> [Your objective]:
Provide only the number of lines in the listing that contain the string "calls".

* BEGIN Entries *

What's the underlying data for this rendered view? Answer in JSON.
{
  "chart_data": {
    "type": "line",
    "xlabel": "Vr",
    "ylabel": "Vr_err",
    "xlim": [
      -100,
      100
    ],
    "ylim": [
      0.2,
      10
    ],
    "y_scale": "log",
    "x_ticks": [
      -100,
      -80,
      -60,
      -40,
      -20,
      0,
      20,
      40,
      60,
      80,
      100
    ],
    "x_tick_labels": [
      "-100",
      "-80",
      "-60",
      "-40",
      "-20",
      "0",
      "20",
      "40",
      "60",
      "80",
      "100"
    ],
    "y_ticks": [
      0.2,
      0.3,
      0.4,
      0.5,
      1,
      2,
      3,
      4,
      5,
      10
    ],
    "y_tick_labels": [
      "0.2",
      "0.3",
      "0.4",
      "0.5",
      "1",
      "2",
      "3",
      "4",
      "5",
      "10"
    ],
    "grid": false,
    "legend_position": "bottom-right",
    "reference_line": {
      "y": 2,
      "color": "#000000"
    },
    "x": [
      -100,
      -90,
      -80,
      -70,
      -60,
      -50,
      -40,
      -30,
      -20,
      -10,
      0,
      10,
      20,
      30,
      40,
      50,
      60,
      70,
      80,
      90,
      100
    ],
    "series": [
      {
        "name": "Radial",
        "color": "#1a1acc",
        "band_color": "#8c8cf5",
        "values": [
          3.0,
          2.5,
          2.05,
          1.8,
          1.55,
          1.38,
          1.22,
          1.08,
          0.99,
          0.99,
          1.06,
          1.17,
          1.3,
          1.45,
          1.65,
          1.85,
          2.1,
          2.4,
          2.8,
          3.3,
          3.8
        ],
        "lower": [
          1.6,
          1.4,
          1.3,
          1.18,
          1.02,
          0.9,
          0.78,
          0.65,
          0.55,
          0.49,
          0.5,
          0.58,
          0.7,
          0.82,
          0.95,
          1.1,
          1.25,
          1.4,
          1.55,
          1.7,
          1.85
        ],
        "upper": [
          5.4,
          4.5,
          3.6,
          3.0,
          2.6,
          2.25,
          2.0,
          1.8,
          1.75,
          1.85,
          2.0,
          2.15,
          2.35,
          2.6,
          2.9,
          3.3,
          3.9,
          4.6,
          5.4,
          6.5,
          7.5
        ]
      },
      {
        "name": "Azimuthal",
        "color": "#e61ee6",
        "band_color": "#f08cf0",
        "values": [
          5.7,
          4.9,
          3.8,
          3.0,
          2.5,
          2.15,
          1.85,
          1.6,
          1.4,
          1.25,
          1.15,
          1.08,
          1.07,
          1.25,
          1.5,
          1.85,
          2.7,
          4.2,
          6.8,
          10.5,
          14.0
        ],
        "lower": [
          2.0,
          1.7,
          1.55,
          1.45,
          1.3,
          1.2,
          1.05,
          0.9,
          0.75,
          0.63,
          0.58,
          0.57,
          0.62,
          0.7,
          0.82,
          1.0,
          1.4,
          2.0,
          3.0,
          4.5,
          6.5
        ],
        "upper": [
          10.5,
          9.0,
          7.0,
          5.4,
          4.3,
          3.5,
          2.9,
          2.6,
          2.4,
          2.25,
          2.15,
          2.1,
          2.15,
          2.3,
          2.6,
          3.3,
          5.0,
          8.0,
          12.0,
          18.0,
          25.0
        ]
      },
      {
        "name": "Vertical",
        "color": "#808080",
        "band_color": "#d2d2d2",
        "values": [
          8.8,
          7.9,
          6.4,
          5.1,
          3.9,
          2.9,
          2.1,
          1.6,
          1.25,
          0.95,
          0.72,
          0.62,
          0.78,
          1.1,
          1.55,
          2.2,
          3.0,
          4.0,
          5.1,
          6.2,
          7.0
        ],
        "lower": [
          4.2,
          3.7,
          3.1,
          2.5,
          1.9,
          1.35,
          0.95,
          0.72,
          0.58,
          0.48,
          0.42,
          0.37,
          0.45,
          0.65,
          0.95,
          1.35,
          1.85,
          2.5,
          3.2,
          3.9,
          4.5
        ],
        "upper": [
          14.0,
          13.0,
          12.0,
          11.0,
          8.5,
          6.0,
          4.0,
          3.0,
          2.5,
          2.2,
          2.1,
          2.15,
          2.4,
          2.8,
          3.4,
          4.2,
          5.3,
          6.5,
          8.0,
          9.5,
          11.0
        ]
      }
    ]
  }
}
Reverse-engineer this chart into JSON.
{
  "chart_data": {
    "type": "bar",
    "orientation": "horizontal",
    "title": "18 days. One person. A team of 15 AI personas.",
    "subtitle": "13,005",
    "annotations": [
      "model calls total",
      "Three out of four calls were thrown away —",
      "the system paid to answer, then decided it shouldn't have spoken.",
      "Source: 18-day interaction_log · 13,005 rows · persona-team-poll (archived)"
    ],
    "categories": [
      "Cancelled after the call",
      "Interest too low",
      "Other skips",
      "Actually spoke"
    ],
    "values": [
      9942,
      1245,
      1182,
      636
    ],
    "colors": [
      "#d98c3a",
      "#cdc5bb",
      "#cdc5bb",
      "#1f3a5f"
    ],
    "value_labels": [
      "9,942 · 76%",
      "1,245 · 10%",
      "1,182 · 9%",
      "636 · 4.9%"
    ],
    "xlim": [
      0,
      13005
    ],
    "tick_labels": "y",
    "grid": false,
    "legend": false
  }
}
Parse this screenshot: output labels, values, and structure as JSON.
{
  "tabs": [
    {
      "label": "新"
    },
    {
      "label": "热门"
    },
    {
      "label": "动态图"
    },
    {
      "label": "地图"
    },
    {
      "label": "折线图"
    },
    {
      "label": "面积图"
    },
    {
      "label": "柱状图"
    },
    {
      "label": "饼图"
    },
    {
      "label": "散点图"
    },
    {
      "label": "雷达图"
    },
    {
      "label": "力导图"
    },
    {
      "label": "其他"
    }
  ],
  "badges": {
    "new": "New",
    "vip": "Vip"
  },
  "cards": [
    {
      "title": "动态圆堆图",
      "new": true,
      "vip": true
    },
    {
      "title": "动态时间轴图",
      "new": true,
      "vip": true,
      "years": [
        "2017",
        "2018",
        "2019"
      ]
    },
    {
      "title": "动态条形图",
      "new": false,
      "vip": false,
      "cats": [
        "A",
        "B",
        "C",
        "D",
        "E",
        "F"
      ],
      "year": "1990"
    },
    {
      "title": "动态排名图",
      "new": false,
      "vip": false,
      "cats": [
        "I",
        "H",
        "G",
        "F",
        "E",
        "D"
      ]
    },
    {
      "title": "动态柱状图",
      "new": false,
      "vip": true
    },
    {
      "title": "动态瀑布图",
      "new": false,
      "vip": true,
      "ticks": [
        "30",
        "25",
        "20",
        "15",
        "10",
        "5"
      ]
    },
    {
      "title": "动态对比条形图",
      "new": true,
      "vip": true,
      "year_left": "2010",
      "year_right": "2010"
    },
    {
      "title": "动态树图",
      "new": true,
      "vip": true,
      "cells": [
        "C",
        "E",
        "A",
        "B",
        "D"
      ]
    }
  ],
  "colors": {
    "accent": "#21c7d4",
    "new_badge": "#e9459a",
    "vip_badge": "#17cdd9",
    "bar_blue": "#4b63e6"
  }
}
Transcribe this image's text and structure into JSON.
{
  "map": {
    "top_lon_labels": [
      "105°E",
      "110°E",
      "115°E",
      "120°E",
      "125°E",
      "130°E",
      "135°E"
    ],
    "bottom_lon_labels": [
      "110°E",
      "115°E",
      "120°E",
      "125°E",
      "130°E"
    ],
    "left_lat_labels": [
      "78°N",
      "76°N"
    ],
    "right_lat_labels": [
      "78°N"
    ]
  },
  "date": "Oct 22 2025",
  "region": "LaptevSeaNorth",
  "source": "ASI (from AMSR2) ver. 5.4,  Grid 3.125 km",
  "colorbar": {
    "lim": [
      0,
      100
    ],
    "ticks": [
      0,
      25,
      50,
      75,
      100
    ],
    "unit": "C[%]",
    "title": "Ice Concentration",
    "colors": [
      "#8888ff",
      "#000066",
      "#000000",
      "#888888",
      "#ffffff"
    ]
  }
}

* END Entries *

> [Task answer]:
2